(Stored data)

+-------+

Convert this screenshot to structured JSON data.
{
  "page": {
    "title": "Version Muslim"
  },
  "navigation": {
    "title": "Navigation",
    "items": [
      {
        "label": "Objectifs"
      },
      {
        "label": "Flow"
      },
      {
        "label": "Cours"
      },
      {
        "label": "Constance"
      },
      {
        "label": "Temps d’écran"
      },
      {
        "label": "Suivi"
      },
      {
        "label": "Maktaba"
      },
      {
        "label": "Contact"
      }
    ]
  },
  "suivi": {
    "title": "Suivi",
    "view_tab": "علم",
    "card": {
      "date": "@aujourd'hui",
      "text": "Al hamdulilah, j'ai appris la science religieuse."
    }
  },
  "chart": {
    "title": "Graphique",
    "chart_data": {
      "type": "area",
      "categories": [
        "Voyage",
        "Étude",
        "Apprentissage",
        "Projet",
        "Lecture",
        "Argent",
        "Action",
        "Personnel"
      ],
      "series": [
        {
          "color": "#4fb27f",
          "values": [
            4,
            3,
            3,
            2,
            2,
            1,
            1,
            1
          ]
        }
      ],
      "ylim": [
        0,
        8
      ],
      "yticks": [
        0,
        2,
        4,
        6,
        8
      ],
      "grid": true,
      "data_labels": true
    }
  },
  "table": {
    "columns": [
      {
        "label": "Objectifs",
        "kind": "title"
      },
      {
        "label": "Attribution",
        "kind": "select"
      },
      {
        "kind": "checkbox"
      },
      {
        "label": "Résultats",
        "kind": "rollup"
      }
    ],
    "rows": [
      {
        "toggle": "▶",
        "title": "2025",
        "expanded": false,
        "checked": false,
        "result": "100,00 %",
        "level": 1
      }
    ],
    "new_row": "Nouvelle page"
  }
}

+-------+

▶ Description of the task
Look through the data and gather every line with the string "kind" in it.

▶ The output
        "kind": "title"
        "kind": "select"
        "kind": "checkbox"
        "kind": "rollup"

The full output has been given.